# AIM OF THE EXERCISE
All the data must come back unchanged, except that pictures are left out.

(Stored dataset items)
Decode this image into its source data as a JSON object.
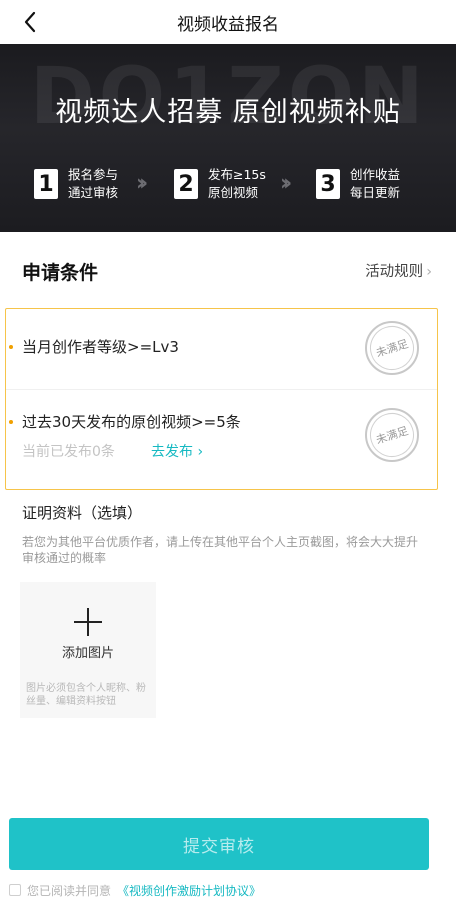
{
  "nav": {
    "title": "视频收益报名",
    "back_icon": "chevron-left-icon"
  },
  "banner": {
    "watermark": "DO1ZON",
    "headline": "视频达人招募 原创视频补贴",
    "steps": [
      {
        "num": "1",
        "line1": "报名参与",
        "line2": "通过审核"
      },
      {
        "num": "2",
        "line1": "发布≥15s",
        "line2": "原创视频"
      },
      {
        "num": "3",
        "line1": "创作收益",
        "line2": "每日更新"
      }
    ]
  },
  "conditions": {
    "title": "申请条件",
    "rules_link": "活动规则",
    "items": [
      {
        "text": "当月创作者等级>=Lv3",
        "stamp": "未满足"
      },
      {
        "text": "过去30天发布的原创视频>=5条",
        "sub": "当前已发布0条",
        "action": "去发布 ›",
        "stamp": "未满足"
      }
    ]
  },
  "proof": {
    "title": "证明资料（选填）",
    "desc": "若您为其他平台优质作者，请上传在其他平台个人主页截图，将会大大提升审核通过的概率",
    "upload_label": "添加图片",
    "upload_hint": "图片必须包含个人昵称、粉丝量、编辑资料按钮"
  },
  "submit": {
    "label": "提交审核"
  },
  "agreement": {
    "text": "您已阅读并同意",
    "link": "《视频创作激励计划协议》"
  },
  "colors": {
    "accent": "#1fc2c8",
    "link": "#16b9c2",
    "highlight_border": "#f6c44a",
    "banner_bg": "#1f1f23"
  }
}
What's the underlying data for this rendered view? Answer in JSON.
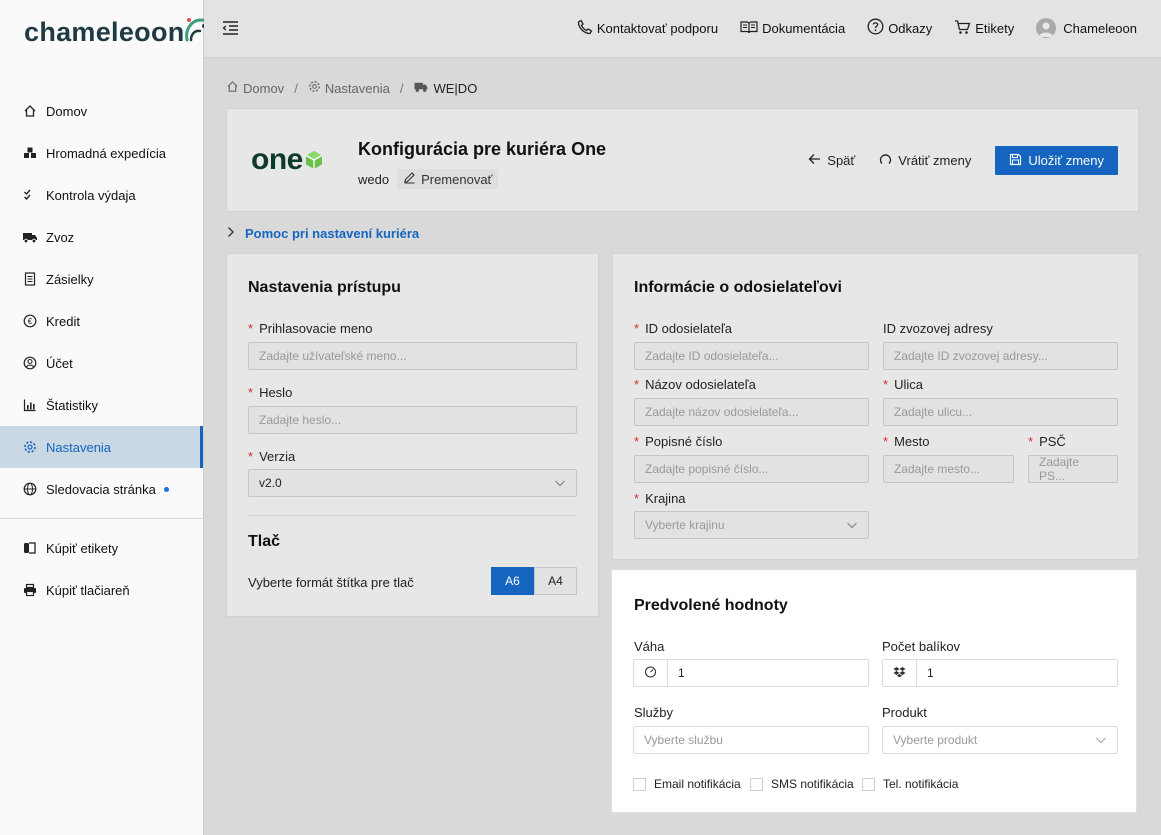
{
  "brand": {
    "name": "chameleoon",
    "accent": "#1565c0"
  },
  "sidebar": {
    "items": [
      {
        "label": "Domov",
        "icon": "home-icon"
      },
      {
        "label": "Hromadná expedícia",
        "icon": "boxes-icon"
      },
      {
        "label": "Kontrola výdaja",
        "icon": "check-list-icon"
      },
      {
        "label": "Zvoz",
        "icon": "truck-icon"
      },
      {
        "label": "Zásielky",
        "icon": "document-icon"
      },
      {
        "label": "Kredit",
        "icon": "euro-icon"
      },
      {
        "label": "Účet",
        "icon": "user-circle-icon"
      },
      {
        "label": "Štatistiky",
        "icon": "bar-chart-icon"
      },
      {
        "label": "Nastavenia",
        "icon": "gear-icon",
        "active": true
      },
      {
        "label": "Sledovacia stránka",
        "icon": "globe-icon"
      }
    ],
    "extra": [
      {
        "label": "Kúpiť etikety",
        "icon": "label-roll-icon"
      },
      {
        "label": "Kúpiť tlačiareň",
        "icon": "printer-icon"
      }
    ]
  },
  "topbar": {
    "support": "Kontaktovať podporu",
    "docs": "Dokumentácia",
    "links": "Odkazy",
    "labels": "Etikety",
    "user": "Chameleoon"
  },
  "breadcrumb": {
    "home": "Domov",
    "settings": "Nastavenia",
    "current": "WE|DO"
  },
  "header": {
    "carrier_logo": "one",
    "title": "Konfigurácia pre kuriéra One",
    "code": "wedo",
    "rename": "Premenovať",
    "back": "Späť",
    "revert": "Vrátiť zmeny",
    "save": "Uložiť zmeny"
  },
  "help": {
    "label": "Pomoc pri nastavení kuriéra"
  },
  "access": {
    "title": "Nastavenia prístupu",
    "login_label": "Prihlasovacie meno",
    "login_placeholder": "Zadajte užívateľské meno...",
    "password_label": "Heslo",
    "password_placeholder": "Zadajte heslo...",
    "version_label": "Verzia",
    "version_value": "v2.0",
    "print_title": "Tlač",
    "print_label": "Vyberte formát štítka pre tlač",
    "formats": [
      "A6",
      "A4"
    ],
    "selected_format": "A6"
  },
  "sender": {
    "title": "Informácie o odosielateľovi",
    "sender_id_label": "ID odosielateľa",
    "sender_id_placeholder": "Zadajte ID odosielateľa...",
    "pickup_id_label": "ID zvozovej adresy",
    "pickup_id_placeholder": "Zadajte ID zvozovej adresy...",
    "sender_name_label": "Názov odosielateľa",
    "sender_name_placeholder": "Zadajte názov odosielateľa...",
    "street_label": "Ulica",
    "street_placeholder": "Zadajte ulicu...",
    "house_no_label": "Popisné číslo",
    "house_no_placeholder": "Zadajte popisné číslo...",
    "city_label": "Mesto",
    "city_placeholder": "Zadajte mesto...",
    "zip_label": "PSČ",
    "zip_placeholder": "Zadajte PS...",
    "country_label": "Krajina",
    "country_placeholder": "Vyberte krajinu"
  },
  "defaults": {
    "title": "Predvolené hodnoty",
    "weight_label": "Váha",
    "weight_value": "1",
    "packages_label": "Počet balíkov",
    "packages_value": "1",
    "services_label": "Služby",
    "services_placeholder": "Vyberte službu",
    "product_label": "Produkt",
    "product_placeholder": "Vyberte produkt",
    "email_notify": "Email notifikácia",
    "sms_notify": "SMS notifikácia",
    "tel_notify": "Tel. notifikácia"
  }
}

# EXERCISE SOLUTION
Decode this image into its source data as a JSON object.
{
  "nav": {
    "title": "视频收益报名",
    "back_icon": "chevron-left-icon"
  },
  "banner": {
    "watermark": "DO1ZON",
    "headline": "视频达人招募 原创视频补贴",
    "steps": [
      {
        "num": "1",
        "line1": "报名参与",
        "line2": "通过审核"
      },
      {
        "num": "2",
        "line1": "发布≥15s",
        "line2": "原创视频"
      },
      {
        "num": "3",
        "line1": "创作收益",
        "line2": "每日更新"
      }
    ]
  },
  "conditions": {
    "title": "申请条件",
    "rules_link": "活动规则",
    "items": [
      {
        "text": "当月创作者等级>=Lv3",
        "stamp": "未满足"
      },
      {
        "text": "过去30天发布的原创视频>=5条",
        "sub": "当前已发布0条",
        "action": "去发布 ›",
        "stamp": "未满足"
      }
    ]
  },
  "proof": {
    "title": "证明资料（选填）",
    "desc": "若您为其他平台优质作者，请上传在其他平台个人主页截图，将会大大提升审核通过的概率",
    "upload_label": "添加图片",
    "upload_hint": "图片必须包含个人昵称、粉丝量、编辑资料按钮"
  },
  "submit": {
    "label": "提交审核"
  },
  "agreement": {
    "text": "您已阅读并同意",
    "link": "《视频创作激励计划协议》"
  },
  "colors": {
    "accent": "#1fc2c8",
    "link": "#16b9c2",
    "highlight_border": "#f6c44a",
    "banner_bg": "#1f1f23"
  }
}
What's the underlying data for this rendered view? Answer in JSON.
{
  "brand": {
    "name": "chameleoon",
    "accent": "#1565c0"
  },
  "sidebar": {
    "items": [
      {
        "label": "Domov",
        "icon": "home-icon"
      },
      {
        "label": "Hromadná expedícia",
        "icon": "boxes-icon"
      },
      {
        "label": "Kontrola výdaja",
        "icon": "check-list-icon"
      },
      {
        "label": "Zvoz",
        "icon": "truck-icon"
      },
      {
        "label": "Zásielky",
        "icon": "document-icon"
      },
      {
        "label": "Kredit",
        "icon": "euro-icon"
      },
      {
        "label": "Účet",
        "icon": "user-circle-icon"
      },
      {
        "label": "Štatistiky",
        "icon": "bar-chart-icon"
      },
      {
        "label": "Nastavenia",
        "icon": "gear-icon",
        "active": true
      },
      {
        "label": "Sledovacia stránka",
        "icon": "globe-icon"
      }
    ],
    "extra": [
      {
        "label": "Kúpiť etikety",
        "icon": "label-roll-icon"
      },
      {
        "label": "Kúpiť tlačiareň",
        "icon": "printer-icon"
      }
    ]
  },
  "topbar": {
    "support": "Kontaktovať podporu",
    "docs": "Dokumentácia",
    "links": "Odkazy",
    "labels": "Etikety",
    "user": "Chameleoon"
  },
  "breadcrumb": {
    "home": "Domov",
    "settings": "Nastavenia",
    "current": "WE|DO"
  },
  "header": {
    "carrier_logo": "one",
    "title": "Konfigurácia pre kuriéra One",
    "code": "wedo",
    "rename": "Premenovať",
    "back": "Späť",
    "revert": "Vrátiť zmeny",
    "save": "Uložiť zmeny"
  },
  "help": {
    "label": "Pomoc pri nastavení kuriéra"
  },
  "access": {
    "title": "Nastavenia prístupu",
    "login_label": "Prihlasovacie meno",
    "login_placeholder": "Zadajte užívateľské meno...",
    "password_label": "Heslo",
    "password_placeholder": "Zadajte heslo...",
    "version_label": "Verzia",
    "version_value": "v2.0",
    "print_title": "Tlač",
    "print_label": "Vyberte formát štítka pre tlač",
    "formats": [
      "A6",
      "A4"
    ],
    "selected_format": "A6"
  },
  "sender": {
    "title": "Informácie o odosielateľovi",
    "sender_id_label": "ID odosielateľa",
    "sender_id_placeholder": "Zadajte ID odosielateľa...",
    "pickup_id_label": "ID zvozovej adresy",
    "pickup_id_placeholder": "Zadajte ID zvozovej adresy...",
    "sender_name_label": "Názov odosielateľa",
    "sender_name_placeholder": "Zadajte názov odosielateľa...",
    "street_label": "Ulica",
    "street_placeholder": "Zadajte ulicu...",
    "house_no_label": "Popisné číslo",
    "house_no_placeholder": "Zadajte popisné číslo...",
    "city_label": "Mesto",
    "city_placeholder": "Zadajte mesto...",
    "zip_label": "PSČ",
    "zip_placeholder": "Zadajte PS...",
    "country_label": "Krajina",
    "country_placeholder": "Vyberte krajinu"
  },
  "defaults": {
    "title": "Predvolené hodnoty",
    "weight_label": "Váha",
    "weight_value": "1",
    "packages_label": "Počet balíkov",
    "packages_value": "1",
    "services_label": "Služby",
    "services_placeholder": "Vyberte službu",
    "product_label": "Produkt",
    "product_placeholder": "Vyberte produkt",
    "email_notify": "Email notifikácia",
    "sms_notify": "SMS notifikácia",
    "tel_notify": "Tel. notifikácia"
  }
}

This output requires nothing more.